• What you are asked to do
Retype all of the entries word for word.

· · ·

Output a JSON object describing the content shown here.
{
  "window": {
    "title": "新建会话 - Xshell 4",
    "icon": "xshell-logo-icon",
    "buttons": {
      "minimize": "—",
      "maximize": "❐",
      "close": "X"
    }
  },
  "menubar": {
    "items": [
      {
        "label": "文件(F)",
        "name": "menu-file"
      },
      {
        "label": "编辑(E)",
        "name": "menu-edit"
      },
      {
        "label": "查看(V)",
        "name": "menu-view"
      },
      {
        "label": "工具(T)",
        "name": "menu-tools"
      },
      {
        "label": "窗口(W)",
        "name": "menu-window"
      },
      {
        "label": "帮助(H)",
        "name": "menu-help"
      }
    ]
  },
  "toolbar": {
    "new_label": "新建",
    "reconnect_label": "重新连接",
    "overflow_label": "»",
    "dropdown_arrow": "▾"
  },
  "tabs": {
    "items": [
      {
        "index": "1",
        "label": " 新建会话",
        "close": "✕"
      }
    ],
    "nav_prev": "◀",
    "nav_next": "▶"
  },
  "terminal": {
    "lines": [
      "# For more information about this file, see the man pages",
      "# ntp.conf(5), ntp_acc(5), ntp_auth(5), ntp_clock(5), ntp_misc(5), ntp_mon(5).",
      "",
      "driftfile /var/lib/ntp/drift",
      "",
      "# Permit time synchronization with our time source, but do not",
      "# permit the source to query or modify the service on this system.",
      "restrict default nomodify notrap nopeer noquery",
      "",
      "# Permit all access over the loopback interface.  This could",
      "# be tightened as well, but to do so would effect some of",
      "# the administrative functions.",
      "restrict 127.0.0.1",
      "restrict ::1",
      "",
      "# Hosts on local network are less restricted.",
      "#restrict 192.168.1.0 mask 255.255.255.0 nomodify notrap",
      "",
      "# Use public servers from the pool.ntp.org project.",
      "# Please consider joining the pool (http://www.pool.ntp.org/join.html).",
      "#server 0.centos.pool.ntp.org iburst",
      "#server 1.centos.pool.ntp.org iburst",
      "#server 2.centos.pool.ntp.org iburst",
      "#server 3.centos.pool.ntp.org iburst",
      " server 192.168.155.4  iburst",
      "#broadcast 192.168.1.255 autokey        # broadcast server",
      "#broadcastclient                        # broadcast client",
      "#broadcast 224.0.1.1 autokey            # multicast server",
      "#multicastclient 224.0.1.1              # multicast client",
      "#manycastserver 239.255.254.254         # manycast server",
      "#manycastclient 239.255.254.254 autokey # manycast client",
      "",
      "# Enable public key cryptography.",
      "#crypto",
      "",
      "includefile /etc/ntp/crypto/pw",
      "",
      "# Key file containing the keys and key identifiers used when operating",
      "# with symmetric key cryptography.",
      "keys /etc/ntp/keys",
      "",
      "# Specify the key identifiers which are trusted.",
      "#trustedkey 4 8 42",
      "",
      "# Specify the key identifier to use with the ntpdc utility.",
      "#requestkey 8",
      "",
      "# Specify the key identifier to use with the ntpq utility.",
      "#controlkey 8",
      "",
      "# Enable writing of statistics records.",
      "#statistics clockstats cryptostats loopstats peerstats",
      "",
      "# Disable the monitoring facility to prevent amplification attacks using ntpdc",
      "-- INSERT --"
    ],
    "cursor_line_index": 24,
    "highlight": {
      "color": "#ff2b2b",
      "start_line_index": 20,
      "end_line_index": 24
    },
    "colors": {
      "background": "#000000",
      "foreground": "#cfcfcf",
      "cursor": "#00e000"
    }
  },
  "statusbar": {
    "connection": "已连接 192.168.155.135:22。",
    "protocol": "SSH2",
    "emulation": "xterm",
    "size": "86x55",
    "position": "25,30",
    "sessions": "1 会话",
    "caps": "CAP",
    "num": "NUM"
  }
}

· · ·

• Answer in full
Output a JSON object describing the content shown here.
{
  "window": {
    "title": "新建会话 - Xshell 4",
    "icon": "xshell-logo-icon",
    "buttons": {
      "minimize": "—",
      "maximize": "❐",
      "close": "X"
    }
  },
  "menubar": {
    "items": [
      {
        "label": "文件(F)",
        "name": "menu-file"
      },
      {
        "label": "编辑(E)",
        "name": "menu-edit"
      },
      {
        "label": "查看(V)",
        "name": "menu-view"
      },
      {
        "label": "工具(T)",
        "name": "menu-tools"
      },
      {
        "label": "窗口(W)",
        "name": "menu-window"
      },
      {
        "label": "帮助(H)",
        "name": "menu-help"
      }
    ]
  },
  "toolbar": {
    "new_label": "新建",
    "reconnect_label": "重新连接",
    "overflow_label": "»",
    "dropdown_arrow": "▾"
  },
  "tabs": {
    "items": [
      {
        "index": "1",
        "label": " 新建会话",
        "close": "✕"
      }
    ],
    "nav_prev": "◀",
    "nav_next": "▶"
  },
  "terminal": {
    "lines": [
      "# For more information about this file, see the man pages",
      "# ntp.conf(5), ntp_acc(5), ntp_auth(5), ntp_clock(5), ntp_misc(5), ntp_mon(5).",
      "",
      "driftfile /var/lib/ntp/drift",
      "",
      "# Permit time synchronization with our time source, but do not",
      "# permit the source to query or modify the service on this system.",
      "restrict default nomodify notrap nopeer noquery",
      "",
      "# Permit all access over the loopback interface.  This could",
      "# be tightened as well, but to do so would effect some of",
      "# the administrative functions.",
      "restrict 127.0.0.1",
      "restrict ::1",
      "",
      "# Hosts on local network are less restricted.",
      "#restrict 192.168.1.0 mask 255.255.255.0 nomodify notrap",
      "",
      "# Use public servers from the pool.ntp.org project.",
      "# Please consider joining the pool (http://www.pool.ntp.org/join.html).",
      "#server 0.centos.pool.ntp.org iburst",
      "#server 1.centos.pool.ntp.org iburst",
      "#server 2.centos.pool.ntp.org iburst",
      "#server 3.centos.pool.ntp.org iburst",
      " server 192.168.155.4  iburst",
      "#broadcast 192.168.1.255 autokey        # broadcast server",
      "#broadcastclient                        # broadcast client",
      "#broadcast 224.0.1.1 autokey            # multicast server",
      "#multicastclient 224.0.1.1              # multicast client",
      "#manycastserver 239.255.254.254         # manycast server",
      "#manycastclient 239.255.254.254 autokey # manycast client",
      "",
      "# Enable public key cryptography.",
      "#crypto",
      "",
      "includefile /etc/ntp/crypto/pw",
      "",
      "# Key file containing the keys and key identifiers used when operating",
      "# with symmetric key cryptography.",
      "keys /etc/ntp/keys",
      "",
      "# Specify the key identifiers which are trusted.",
      "#trustedkey 4 8 42",
      "",
      "# Specify the key identifier to use with the ntpdc utility.",
      "#requestkey 8",
      "",
      "# Specify the key identifier to use with the ntpq utility.",
      "#controlkey 8",
      "",
      "# Enable writing of statistics records.",
      "#statistics clockstats cryptostats loopstats peerstats",
      "",
      "# Disable the monitoring facility to prevent amplification attacks using ntpdc",
      "-- INSERT --"
    ],
    "cursor_line_index": 24,
    "highlight": {
      "color": "#ff2b2b",
      "start_line_index": 20,
      "end_line_index": 24
    },
    "colors": {
      "background": "#000000",
      "foreground": "#cfcfcf",
      "cursor": "#00e000"
    }
  },
  "statusbar": {
    "connection": "已连接 192.168.155.135:22。",
    "protocol": "SSH2",
    "emulation": "xterm",
    "size": "86x55",
    "position": "25,30",
    "sessions": "1 会话",
    "caps": "CAP",
    "num": "NUM"
  }
}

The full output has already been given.